GIVEN INSTRUCTION - Count how many lines mention the word "page". Write that number alone.

Saved entries
--
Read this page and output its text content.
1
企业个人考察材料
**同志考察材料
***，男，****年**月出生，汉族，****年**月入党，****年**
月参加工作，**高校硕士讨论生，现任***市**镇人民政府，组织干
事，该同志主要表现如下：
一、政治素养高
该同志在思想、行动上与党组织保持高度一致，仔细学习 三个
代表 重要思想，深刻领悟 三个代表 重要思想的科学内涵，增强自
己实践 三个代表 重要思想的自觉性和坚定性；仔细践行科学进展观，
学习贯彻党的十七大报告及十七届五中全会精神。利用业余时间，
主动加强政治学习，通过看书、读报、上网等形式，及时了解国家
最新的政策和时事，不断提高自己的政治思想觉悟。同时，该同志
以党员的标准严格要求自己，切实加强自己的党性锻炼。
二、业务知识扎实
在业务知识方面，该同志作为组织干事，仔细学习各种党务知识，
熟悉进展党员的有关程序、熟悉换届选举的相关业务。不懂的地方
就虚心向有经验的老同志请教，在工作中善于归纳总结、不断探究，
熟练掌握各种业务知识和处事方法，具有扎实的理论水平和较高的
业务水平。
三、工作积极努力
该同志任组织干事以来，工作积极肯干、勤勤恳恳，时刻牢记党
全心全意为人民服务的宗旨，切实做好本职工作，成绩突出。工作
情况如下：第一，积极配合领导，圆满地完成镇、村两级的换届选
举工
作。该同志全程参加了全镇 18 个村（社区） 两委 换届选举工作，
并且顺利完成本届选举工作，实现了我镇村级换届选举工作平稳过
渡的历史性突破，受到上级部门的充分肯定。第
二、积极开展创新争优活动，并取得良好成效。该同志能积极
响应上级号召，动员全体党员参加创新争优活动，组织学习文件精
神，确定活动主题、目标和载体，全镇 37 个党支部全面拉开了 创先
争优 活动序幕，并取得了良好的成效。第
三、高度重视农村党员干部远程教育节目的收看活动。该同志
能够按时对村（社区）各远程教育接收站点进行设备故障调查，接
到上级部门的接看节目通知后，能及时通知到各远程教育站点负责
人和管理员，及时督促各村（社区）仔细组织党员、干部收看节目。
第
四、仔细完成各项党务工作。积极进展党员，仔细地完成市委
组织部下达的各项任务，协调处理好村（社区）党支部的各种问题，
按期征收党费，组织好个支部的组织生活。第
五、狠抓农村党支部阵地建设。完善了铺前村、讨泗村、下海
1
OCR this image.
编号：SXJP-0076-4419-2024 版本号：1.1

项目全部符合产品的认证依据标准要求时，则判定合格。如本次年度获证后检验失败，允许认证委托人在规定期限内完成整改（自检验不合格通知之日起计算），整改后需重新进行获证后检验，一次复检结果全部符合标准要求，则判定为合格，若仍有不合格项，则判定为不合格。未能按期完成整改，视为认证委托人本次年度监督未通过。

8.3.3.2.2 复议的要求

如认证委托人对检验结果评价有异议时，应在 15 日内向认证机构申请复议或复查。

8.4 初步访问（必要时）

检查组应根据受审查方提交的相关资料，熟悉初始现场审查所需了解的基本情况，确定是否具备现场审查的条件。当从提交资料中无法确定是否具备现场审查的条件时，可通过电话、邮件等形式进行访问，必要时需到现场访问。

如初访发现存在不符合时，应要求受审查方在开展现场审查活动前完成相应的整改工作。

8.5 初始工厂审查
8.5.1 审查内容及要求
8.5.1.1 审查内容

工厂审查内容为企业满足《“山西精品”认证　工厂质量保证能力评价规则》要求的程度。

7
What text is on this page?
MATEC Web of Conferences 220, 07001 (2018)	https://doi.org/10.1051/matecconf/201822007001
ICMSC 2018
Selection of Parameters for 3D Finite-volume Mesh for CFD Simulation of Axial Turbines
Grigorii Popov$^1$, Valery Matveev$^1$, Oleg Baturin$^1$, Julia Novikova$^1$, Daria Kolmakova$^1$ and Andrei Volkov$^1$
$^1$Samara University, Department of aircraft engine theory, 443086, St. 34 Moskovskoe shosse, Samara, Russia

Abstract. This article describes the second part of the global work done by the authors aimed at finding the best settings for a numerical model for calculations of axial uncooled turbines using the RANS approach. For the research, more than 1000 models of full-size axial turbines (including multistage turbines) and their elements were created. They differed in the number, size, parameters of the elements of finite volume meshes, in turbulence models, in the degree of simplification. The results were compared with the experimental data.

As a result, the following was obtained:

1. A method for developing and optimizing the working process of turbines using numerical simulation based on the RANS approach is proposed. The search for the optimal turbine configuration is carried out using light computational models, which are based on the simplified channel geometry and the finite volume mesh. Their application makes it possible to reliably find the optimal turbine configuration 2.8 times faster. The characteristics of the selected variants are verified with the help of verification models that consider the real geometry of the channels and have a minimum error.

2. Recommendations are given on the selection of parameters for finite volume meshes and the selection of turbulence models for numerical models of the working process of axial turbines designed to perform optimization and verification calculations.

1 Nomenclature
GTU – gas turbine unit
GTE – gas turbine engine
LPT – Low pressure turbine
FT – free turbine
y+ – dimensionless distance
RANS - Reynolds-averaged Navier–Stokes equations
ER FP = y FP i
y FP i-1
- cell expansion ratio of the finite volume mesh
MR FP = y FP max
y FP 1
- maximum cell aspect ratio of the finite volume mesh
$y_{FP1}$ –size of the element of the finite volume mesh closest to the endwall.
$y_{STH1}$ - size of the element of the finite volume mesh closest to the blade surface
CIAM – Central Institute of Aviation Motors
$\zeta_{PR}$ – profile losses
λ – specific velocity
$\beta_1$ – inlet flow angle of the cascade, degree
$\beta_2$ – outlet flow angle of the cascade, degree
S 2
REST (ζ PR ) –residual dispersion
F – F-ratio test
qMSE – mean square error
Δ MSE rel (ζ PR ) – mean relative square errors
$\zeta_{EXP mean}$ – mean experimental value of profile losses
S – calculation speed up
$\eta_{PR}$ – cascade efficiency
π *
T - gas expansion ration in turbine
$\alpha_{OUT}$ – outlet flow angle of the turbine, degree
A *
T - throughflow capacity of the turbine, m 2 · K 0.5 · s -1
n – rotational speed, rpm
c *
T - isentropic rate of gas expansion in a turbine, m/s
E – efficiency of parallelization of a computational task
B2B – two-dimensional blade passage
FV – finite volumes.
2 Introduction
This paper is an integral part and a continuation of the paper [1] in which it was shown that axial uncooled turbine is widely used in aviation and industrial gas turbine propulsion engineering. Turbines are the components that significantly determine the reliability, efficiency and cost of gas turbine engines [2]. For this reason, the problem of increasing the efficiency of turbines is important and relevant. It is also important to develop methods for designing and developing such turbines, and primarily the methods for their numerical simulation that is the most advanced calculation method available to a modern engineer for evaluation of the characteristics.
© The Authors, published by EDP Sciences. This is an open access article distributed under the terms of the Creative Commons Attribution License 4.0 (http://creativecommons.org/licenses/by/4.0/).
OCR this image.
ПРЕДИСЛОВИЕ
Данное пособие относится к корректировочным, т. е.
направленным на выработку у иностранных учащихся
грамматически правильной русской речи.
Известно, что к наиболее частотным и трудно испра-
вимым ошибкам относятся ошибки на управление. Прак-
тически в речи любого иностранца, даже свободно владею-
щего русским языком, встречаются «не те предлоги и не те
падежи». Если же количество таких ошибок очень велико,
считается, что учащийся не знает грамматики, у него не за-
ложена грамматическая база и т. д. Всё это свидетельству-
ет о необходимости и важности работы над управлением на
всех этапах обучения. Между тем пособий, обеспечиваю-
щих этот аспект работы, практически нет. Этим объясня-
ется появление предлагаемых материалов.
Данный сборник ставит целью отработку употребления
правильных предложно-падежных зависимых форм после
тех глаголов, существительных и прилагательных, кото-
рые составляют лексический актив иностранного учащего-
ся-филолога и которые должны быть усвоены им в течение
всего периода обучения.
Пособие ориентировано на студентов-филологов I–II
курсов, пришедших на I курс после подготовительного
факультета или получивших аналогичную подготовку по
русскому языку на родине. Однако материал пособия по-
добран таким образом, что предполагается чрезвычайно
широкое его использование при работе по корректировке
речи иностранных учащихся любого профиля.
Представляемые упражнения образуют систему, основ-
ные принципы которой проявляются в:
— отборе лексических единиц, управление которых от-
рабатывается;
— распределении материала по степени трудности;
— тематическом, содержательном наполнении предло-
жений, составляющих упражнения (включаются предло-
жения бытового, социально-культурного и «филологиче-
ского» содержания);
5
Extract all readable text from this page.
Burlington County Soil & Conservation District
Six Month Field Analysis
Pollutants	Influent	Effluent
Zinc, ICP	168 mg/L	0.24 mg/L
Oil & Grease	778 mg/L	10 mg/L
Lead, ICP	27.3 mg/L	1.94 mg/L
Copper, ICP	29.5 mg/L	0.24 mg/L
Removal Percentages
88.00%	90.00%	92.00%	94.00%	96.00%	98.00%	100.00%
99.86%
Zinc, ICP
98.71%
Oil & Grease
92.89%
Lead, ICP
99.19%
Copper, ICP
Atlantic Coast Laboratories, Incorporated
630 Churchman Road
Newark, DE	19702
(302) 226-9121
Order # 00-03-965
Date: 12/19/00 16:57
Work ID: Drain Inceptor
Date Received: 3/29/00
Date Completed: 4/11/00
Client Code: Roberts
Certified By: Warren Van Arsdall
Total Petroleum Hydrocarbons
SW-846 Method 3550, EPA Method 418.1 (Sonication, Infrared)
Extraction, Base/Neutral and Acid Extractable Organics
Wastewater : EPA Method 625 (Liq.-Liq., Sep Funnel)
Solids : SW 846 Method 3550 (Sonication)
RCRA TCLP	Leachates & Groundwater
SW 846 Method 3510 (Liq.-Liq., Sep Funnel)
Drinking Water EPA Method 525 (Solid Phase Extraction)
--
FULL OUTPUT - 3